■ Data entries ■
===

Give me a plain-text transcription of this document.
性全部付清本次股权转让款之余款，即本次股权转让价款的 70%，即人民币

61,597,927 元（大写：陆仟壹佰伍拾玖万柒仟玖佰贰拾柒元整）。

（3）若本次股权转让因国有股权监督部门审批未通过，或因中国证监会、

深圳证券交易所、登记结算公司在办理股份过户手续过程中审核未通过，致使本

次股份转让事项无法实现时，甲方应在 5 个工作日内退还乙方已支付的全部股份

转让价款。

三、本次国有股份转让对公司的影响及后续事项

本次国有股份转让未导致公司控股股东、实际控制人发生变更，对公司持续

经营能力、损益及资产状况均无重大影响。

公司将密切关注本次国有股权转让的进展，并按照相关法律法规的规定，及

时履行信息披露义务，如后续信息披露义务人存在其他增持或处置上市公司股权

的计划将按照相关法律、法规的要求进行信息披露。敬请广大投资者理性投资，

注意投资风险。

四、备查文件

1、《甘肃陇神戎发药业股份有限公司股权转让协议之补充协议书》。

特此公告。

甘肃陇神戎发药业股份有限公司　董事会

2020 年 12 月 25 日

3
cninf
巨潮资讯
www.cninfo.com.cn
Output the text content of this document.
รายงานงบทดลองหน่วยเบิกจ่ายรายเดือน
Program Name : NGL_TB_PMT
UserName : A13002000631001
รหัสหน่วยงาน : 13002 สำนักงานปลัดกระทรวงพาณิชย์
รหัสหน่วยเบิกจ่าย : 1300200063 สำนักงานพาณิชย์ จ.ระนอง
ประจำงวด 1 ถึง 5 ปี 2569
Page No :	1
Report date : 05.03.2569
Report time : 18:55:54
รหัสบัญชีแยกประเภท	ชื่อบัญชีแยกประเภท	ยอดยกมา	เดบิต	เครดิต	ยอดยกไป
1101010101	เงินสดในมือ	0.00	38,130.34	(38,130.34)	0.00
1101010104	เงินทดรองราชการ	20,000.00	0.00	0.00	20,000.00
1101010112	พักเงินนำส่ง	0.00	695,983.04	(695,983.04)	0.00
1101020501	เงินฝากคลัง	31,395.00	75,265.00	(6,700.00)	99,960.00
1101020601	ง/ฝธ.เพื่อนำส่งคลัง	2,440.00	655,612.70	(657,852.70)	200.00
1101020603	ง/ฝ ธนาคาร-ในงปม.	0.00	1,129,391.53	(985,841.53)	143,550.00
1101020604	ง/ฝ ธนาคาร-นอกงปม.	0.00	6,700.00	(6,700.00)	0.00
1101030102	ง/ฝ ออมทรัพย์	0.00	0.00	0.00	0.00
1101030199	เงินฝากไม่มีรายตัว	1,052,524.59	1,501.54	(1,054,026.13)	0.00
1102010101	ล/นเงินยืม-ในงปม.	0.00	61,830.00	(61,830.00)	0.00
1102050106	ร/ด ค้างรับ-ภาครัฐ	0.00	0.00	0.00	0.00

===

■ What is expected ■
Copy out the whole listing exactly.

■ Solution to this task ■
Give me a plain-text transcription of this document.
性全部付清本次股权转让款之余款，即本次股权转让价款的 70%，即人民币

61,597,927 元（大写：陆仟壹佰伍拾玖万柒仟玖佰贰拾柒元整）。

（3）若本次股权转让因国有股权监督部门审批未通过，或因中国证监会、

深圳证券交易所、登记结算公司在办理股份过户手续过程中审核未通过，致使本

次股份转让事项无法实现时，甲方应在 5 个工作日内退还乙方已支付的全部股份

转让价款。

三、本次国有股份转让对公司的影响及后续事项

本次国有股份转让未导致公司控股股东、实际控制人发生变更，对公司持续

经营能力、损益及资产状况均无重大影响。

公司将密切关注本次国有股权转让的进展，并按照相关法律法规的规定，及

时履行信息披露义务，如后续信息披露义务人存在其他增持或处置上市公司股权

的计划将按照相关法律、法规的要求进行信息披露。敬请广大投资者理性投资，

注意投资风险。

四、备查文件

1、《甘肃陇神戎发药业股份有限公司股权转让协议之补充协议书》。

特此公告。

甘肃陇神戎发药业股份有限公司　董事会

2020 年 12 月 25 日

3
cninf
巨潮资讯
www.cninfo.com.cn
Output the text content of this document.
รายงานงบทดลองหน่วยเบิกจ่ายรายเดือน
Program Name : NGL_TB_PMT
UserName : A13002000631001
รหัสหน่วยงาน : 13002 สำนักงานปลัดกระทรวงพาณิชย์
รหัสหน่วยเบิกจ่าย : 1300200063 สำนักงานพาณิชย์ จ.ระนอง
ประจำงวด 1 ถึง 5 ปี 2569
Page No :	1
Report date : 05.03.2569
Report time : 18:55:54
รหัสบัญชีแยกประเภท	ชื่อบัญชีแยกประเภท	ยอดยกมา	เดบิต	เครดิต	ยอดยกไป
1101010101	เงินสดในมือ	0.00	38,130.34	(38,130.34)	0.00
1101010104	เงินทดรองราชการ	20,000.00	0.00	0.00	20,000.00
1101010112	พักเงินนำส่ง	0.00	695,983.04	(695,983.04)	0.00
1101020501	เงินฝากคลัง	31,395.00	75,265.00	(6,700.00)	99,960.00
1101020601	ง/ฝธ.เพื่อนำส่งคลัง	2,440.00	655,612.70	(657,852.70)	200.00
1101020603	ง/ฝ ธนาคาร-ในงปม.	0.00	1,129,391.53	(985,841.53)	143,550.00
1101020604	ง/ฝ ธนาคาร-นอกงปม.	0.00	6,700.00	(6,700.00)	0.00
1101030102	ง/ฝ ออมทรัพย์	0.00	0.00	0.00	0.00
1101030199	เงินฝากไม่มีรายตัว	1,052,524.59	1,501.54	(1,054,026.13)	0.00
1102010101	ล/นเงินยืม-ในงปม.	0.00	61,830.00	(61,830.00)	0.00
1102050106	ร/ด ค้างรับ-ภาครัฐ	0.00	0.00	0.00	0.00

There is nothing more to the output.